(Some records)

────────────────

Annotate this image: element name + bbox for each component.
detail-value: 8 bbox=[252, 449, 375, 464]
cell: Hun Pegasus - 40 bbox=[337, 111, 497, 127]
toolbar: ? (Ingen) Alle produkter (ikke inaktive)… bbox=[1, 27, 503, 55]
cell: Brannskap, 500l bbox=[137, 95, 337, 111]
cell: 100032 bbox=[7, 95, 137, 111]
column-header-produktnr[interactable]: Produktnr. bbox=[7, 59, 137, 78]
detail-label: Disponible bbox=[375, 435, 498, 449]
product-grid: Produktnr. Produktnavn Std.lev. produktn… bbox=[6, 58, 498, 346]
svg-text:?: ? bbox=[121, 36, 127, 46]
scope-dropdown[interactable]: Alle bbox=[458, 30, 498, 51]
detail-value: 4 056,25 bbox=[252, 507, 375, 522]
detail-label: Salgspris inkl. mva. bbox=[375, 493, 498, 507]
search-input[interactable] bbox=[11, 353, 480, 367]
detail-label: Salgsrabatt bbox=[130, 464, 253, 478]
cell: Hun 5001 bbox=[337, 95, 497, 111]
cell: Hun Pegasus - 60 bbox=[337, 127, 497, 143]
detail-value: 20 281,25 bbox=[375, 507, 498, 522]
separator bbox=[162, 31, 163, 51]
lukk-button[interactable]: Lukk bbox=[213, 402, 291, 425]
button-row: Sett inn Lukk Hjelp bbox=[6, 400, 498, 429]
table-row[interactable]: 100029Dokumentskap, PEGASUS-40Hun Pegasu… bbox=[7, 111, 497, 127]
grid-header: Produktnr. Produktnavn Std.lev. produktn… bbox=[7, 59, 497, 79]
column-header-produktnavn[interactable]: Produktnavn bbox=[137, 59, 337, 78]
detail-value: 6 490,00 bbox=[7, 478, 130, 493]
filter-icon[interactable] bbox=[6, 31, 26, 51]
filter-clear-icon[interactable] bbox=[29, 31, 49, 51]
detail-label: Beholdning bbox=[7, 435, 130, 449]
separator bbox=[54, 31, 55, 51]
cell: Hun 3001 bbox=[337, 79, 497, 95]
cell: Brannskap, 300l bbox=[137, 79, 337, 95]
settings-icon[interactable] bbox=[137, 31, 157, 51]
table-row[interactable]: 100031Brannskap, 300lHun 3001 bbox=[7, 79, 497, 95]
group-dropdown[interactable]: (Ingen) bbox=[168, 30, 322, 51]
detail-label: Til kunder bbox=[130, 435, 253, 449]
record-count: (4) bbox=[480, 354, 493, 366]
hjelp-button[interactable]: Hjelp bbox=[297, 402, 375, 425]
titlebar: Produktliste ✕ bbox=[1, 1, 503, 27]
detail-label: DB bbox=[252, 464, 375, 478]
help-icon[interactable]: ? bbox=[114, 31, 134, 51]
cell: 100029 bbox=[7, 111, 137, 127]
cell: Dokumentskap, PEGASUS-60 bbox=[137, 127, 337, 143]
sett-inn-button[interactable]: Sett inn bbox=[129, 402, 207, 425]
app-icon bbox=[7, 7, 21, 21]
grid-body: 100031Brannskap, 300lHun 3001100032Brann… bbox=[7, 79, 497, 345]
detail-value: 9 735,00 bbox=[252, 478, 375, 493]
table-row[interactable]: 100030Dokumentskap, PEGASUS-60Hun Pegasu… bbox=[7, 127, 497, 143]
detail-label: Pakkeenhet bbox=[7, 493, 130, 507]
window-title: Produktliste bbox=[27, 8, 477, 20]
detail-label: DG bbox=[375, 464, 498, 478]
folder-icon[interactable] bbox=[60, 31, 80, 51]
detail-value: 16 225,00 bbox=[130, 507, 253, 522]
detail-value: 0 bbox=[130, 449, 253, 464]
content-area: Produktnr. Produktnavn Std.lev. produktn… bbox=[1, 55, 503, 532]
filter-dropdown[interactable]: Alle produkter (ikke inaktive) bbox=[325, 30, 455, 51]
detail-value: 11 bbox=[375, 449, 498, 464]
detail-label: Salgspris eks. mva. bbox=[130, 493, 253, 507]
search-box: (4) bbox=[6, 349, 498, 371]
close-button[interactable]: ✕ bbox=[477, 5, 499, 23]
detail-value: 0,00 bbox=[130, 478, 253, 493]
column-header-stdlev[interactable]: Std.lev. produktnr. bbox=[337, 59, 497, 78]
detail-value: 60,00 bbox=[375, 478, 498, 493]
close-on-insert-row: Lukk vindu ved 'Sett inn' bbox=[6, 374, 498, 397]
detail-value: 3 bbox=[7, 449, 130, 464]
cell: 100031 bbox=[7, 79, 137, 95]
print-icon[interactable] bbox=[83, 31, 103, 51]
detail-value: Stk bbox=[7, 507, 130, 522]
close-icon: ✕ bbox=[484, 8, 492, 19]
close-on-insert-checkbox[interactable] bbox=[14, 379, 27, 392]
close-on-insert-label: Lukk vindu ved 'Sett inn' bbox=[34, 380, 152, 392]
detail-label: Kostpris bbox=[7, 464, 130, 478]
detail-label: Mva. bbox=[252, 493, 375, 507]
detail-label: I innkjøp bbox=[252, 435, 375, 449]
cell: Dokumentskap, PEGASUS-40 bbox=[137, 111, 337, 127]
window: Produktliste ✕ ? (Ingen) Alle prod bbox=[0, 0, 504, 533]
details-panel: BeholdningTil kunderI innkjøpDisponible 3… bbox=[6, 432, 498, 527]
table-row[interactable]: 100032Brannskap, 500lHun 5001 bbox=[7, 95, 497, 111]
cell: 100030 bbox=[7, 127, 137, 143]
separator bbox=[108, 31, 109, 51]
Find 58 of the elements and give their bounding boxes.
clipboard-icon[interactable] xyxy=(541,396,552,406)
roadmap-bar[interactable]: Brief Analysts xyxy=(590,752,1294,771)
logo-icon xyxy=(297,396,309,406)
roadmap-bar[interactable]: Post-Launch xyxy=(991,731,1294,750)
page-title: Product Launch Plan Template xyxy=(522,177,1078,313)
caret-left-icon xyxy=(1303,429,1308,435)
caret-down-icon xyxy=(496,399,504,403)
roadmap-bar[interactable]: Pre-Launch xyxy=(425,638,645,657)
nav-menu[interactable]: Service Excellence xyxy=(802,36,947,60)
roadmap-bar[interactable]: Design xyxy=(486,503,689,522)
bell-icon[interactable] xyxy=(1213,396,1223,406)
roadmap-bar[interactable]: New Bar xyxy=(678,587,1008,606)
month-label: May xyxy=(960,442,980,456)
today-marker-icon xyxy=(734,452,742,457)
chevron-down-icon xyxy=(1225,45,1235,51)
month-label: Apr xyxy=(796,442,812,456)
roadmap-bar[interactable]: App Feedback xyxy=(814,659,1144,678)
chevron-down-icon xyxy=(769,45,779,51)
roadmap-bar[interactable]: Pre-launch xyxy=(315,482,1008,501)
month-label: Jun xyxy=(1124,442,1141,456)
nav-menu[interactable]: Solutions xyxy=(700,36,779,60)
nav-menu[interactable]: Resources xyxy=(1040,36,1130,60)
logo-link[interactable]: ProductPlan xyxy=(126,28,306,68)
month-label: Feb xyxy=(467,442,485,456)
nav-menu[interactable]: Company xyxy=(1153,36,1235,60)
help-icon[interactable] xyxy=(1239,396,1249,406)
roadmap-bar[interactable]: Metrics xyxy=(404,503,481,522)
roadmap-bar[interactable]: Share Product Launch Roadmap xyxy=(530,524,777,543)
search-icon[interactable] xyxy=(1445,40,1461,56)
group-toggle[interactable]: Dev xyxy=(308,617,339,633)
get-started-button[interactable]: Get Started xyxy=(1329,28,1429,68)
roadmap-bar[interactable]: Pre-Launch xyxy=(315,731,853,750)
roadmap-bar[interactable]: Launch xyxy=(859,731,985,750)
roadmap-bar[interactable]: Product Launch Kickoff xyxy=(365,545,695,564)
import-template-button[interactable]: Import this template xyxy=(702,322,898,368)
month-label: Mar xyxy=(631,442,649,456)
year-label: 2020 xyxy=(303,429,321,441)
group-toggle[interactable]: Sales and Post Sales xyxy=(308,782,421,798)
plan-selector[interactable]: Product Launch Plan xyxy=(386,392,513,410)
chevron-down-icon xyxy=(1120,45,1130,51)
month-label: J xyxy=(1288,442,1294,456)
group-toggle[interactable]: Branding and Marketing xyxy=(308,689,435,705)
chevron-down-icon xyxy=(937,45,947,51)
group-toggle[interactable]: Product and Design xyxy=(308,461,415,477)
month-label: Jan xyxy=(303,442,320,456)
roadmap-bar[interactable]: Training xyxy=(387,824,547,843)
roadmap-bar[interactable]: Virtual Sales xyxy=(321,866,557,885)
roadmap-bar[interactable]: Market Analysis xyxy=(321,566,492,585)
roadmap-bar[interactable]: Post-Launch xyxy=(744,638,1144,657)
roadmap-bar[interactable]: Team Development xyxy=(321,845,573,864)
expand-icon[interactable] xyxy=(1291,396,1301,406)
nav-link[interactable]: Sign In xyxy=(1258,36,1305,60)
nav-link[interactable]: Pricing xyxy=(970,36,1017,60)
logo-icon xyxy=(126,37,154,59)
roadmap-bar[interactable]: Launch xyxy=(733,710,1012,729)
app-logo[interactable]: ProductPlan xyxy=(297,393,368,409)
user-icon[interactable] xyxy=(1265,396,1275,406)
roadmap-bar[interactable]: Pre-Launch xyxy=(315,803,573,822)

────────────────

■ Task goal ■
Reproduce, word for word, the items above from the first line through the line containing "detail-value: 4 056,25", including that line.

■ Written answer ■
Annotate this image: element name + bbox for each component.
detail-value: 8 bbox=[252, 449, 375, 464]
cell: Hun Pegasus - 40 bbox=[337, 111, 497, 127]
toolbar: ? (Ingen) Alle produkter (ikke inaktive)… bbox=[1, 27, 503, 55]
cell: Brannskap, 500l bbox=[137, 95, 337, 111]
cell: 100032 bbox=[7, 95, 137, 111]
column-header-produktnr[interactable]: Produktnr. bbox=[7, 59, 137, 78]
detail-label: Disponible bbox=[375, 435, 498, 449]
product-grid: Produktnr. Produktnavn Std.lev. produktn… bbox=[6, 58, 498, 346]
svg-text:?: ? bbox=[121, 36, 127, 46]
scope-dropdown[interactable]: Alle bbox=[458, 30, 498, 51]
detail-value: 4 056,25 bbox=[252, 507, 375, 522]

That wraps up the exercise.